MATERIAL FOR THIS EXERCISE.
——
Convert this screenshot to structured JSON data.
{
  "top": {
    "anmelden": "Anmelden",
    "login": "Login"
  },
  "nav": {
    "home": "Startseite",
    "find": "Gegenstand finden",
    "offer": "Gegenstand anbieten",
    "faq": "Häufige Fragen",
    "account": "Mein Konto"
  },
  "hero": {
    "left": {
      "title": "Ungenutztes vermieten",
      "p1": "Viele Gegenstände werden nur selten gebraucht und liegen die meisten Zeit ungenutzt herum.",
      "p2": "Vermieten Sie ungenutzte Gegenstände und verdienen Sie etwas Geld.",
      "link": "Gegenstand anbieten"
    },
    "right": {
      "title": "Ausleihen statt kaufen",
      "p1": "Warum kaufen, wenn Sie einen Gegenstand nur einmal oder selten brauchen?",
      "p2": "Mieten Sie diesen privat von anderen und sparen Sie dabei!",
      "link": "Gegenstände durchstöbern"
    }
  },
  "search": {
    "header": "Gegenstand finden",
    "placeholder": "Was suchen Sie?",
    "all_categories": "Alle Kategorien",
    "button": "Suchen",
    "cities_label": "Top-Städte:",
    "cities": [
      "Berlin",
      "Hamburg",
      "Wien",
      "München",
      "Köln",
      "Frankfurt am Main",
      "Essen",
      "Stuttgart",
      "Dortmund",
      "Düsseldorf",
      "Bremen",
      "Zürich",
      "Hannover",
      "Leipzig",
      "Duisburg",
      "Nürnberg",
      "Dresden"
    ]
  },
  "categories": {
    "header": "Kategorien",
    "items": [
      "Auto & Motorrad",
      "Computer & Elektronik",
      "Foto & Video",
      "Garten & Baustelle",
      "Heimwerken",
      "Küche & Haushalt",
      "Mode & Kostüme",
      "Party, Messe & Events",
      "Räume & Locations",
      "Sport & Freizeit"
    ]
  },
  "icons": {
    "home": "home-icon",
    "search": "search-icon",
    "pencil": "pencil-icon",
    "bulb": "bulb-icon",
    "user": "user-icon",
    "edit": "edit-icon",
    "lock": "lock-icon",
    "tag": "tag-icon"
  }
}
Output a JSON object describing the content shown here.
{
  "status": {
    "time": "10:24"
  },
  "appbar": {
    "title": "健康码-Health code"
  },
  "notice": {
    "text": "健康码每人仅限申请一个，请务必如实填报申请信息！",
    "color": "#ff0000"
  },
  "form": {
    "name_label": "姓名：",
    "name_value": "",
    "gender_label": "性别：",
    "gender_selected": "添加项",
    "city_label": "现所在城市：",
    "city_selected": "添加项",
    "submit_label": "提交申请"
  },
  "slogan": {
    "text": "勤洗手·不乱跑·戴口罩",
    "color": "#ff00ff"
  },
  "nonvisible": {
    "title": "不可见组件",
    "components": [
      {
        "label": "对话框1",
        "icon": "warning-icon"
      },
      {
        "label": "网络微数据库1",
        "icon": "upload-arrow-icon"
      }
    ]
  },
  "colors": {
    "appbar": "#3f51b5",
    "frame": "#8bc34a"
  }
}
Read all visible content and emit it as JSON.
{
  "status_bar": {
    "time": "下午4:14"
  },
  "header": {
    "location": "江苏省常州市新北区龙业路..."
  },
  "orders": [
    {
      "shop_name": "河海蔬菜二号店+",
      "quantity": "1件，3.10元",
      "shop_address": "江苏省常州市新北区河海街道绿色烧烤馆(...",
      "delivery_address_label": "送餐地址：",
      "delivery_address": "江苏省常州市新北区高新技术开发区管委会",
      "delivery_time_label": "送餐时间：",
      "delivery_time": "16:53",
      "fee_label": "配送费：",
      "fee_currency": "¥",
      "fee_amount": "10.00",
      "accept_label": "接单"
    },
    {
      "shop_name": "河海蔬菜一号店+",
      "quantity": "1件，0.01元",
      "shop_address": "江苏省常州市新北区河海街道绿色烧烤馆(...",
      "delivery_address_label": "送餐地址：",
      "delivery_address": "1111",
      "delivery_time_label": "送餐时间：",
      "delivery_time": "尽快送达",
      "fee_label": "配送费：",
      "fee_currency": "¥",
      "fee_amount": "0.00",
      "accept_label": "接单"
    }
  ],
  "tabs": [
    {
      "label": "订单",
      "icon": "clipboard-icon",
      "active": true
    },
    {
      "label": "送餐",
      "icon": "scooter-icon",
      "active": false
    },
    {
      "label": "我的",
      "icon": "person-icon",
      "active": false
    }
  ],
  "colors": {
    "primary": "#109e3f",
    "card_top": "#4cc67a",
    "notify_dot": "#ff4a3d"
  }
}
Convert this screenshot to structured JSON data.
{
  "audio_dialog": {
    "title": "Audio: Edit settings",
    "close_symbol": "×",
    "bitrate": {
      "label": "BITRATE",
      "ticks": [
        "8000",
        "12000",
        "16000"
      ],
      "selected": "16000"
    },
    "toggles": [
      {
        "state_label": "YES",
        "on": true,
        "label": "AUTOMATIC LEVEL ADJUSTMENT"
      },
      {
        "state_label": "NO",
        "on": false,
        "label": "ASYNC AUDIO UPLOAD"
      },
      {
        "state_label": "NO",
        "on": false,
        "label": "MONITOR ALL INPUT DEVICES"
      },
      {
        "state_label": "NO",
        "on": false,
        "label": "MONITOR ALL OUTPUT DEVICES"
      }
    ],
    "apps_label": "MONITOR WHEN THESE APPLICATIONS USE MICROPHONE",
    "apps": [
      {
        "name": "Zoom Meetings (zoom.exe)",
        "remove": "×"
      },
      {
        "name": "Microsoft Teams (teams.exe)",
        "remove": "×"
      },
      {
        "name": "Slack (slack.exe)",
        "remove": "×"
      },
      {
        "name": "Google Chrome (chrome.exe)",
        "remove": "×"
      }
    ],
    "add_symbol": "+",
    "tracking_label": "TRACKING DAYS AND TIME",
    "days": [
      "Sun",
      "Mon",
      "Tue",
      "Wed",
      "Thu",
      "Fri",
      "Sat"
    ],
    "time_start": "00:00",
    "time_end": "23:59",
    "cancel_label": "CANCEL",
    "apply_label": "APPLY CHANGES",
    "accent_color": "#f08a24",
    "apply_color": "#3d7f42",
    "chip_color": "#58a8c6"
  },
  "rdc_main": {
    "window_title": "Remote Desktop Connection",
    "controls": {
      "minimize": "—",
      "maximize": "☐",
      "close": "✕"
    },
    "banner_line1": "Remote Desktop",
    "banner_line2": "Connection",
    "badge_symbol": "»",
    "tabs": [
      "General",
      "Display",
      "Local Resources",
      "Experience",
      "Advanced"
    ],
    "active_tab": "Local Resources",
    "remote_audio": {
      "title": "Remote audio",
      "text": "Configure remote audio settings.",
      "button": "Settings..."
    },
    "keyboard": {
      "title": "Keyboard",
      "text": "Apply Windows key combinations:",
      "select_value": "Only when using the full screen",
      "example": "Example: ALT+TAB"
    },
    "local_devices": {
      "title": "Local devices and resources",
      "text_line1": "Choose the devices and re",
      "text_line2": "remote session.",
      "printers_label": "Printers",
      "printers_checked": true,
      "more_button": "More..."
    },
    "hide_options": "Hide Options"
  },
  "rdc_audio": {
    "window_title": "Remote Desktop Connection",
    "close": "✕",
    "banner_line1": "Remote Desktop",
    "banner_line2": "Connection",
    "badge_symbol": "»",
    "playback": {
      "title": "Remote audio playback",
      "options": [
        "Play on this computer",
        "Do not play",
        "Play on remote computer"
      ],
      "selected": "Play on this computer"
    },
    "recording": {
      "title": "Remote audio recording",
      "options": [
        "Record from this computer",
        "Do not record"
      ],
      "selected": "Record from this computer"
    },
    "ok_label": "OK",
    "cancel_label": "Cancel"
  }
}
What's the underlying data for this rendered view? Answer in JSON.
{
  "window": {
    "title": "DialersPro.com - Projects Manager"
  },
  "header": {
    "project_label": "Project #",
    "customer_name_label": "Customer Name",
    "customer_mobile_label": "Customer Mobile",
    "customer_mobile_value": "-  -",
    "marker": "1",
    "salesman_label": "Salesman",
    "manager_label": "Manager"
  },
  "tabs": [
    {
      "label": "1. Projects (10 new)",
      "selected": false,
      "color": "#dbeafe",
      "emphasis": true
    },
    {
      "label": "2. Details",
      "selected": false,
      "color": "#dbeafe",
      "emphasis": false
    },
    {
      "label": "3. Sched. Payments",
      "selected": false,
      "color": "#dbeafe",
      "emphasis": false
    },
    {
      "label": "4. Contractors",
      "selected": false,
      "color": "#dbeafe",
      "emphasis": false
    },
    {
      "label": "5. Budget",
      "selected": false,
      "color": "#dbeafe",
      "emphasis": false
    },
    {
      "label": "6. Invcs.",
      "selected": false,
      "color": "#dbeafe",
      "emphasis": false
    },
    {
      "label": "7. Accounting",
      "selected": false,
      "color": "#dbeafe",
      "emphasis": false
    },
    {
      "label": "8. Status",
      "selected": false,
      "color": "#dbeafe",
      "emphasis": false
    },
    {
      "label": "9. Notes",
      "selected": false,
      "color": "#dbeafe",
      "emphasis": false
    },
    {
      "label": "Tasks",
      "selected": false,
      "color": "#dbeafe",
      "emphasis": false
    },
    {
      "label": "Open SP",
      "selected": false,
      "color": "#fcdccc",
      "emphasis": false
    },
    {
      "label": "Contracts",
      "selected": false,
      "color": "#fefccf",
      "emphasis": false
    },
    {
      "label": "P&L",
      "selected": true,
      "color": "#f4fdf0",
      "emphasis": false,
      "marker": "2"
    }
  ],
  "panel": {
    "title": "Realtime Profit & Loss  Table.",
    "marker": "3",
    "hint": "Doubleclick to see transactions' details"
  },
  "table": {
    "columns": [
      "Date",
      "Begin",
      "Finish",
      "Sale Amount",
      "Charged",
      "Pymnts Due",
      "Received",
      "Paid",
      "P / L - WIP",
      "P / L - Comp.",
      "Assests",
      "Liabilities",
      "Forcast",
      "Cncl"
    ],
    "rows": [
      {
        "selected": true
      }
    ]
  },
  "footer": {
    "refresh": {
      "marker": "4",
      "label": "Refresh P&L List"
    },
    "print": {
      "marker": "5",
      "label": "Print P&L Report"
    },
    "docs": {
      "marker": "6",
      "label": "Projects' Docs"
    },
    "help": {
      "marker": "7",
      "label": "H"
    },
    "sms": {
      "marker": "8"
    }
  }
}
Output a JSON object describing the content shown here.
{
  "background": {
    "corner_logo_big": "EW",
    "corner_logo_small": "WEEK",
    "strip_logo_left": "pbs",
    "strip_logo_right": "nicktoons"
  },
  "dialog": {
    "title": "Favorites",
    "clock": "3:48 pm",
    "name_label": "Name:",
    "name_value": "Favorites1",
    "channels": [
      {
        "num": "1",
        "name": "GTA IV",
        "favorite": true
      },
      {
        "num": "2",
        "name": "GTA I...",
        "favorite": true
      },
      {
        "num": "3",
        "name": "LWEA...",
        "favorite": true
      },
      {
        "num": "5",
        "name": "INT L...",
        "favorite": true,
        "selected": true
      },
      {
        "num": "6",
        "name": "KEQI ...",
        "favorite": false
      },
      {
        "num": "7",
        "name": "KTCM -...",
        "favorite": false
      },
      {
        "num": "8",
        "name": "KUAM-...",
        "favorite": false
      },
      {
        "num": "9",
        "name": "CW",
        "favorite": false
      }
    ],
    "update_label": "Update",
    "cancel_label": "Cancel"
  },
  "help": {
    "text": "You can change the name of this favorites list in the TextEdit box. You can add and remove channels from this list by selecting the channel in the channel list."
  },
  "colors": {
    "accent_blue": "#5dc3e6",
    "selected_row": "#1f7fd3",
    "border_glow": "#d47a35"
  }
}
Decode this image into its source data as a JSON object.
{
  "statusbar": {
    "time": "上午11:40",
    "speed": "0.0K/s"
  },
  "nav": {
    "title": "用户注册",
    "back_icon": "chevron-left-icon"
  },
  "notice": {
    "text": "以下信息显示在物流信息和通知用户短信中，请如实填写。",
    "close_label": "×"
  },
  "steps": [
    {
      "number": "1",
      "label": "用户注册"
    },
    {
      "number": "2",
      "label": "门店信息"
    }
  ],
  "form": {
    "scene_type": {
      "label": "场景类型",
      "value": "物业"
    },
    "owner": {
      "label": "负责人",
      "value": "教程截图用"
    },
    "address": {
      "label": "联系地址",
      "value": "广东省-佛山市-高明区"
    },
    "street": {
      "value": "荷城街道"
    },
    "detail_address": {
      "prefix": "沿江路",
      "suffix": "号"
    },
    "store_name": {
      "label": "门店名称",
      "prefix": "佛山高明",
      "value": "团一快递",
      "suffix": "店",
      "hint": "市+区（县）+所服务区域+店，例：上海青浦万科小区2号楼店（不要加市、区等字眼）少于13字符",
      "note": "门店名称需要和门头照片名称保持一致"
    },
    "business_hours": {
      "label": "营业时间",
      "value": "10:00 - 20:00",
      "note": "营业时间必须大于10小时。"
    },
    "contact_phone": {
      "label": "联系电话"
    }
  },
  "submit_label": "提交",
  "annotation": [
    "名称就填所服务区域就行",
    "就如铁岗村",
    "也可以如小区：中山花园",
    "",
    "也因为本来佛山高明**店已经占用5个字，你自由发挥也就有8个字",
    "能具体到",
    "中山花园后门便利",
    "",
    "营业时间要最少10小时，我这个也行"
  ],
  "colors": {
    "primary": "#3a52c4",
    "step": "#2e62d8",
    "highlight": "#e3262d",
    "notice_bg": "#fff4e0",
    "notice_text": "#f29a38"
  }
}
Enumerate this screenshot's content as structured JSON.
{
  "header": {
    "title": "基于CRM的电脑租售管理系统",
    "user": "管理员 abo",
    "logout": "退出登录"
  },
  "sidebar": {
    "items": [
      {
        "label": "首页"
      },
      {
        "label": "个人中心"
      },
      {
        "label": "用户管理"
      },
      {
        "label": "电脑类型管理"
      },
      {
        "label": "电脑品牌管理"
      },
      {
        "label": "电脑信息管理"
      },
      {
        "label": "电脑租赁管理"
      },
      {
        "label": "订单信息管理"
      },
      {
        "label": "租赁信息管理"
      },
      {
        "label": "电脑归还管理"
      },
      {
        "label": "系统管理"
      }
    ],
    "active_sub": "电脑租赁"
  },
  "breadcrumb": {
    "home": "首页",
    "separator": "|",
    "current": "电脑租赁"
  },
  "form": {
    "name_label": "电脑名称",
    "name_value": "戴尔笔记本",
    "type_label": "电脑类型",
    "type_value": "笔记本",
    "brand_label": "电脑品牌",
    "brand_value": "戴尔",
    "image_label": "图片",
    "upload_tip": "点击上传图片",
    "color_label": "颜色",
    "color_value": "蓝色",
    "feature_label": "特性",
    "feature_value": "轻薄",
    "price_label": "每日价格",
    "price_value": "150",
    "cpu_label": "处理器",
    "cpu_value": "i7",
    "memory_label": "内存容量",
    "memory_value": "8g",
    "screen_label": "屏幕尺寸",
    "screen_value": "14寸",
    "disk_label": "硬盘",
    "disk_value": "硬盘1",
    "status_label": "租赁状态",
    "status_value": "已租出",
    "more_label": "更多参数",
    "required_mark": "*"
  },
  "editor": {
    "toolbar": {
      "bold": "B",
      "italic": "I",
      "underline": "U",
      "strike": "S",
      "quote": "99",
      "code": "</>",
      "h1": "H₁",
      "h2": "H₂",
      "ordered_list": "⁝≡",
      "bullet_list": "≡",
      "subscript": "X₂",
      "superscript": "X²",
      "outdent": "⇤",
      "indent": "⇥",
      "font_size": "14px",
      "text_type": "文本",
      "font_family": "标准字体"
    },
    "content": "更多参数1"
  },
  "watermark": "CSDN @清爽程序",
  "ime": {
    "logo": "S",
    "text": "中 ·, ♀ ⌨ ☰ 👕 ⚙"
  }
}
——
GIVEN EXERCISE.
Which lines contain the word "marker"? Return each of them.

SOLUTION FOR THIS EXERCISE.
    "marker": "1",
      "marker": "2"
    "marker": "3",
      "marker": "4",
      "marker": "5",
      "marker": "6",
      "marker": "7",
      "marker": "8"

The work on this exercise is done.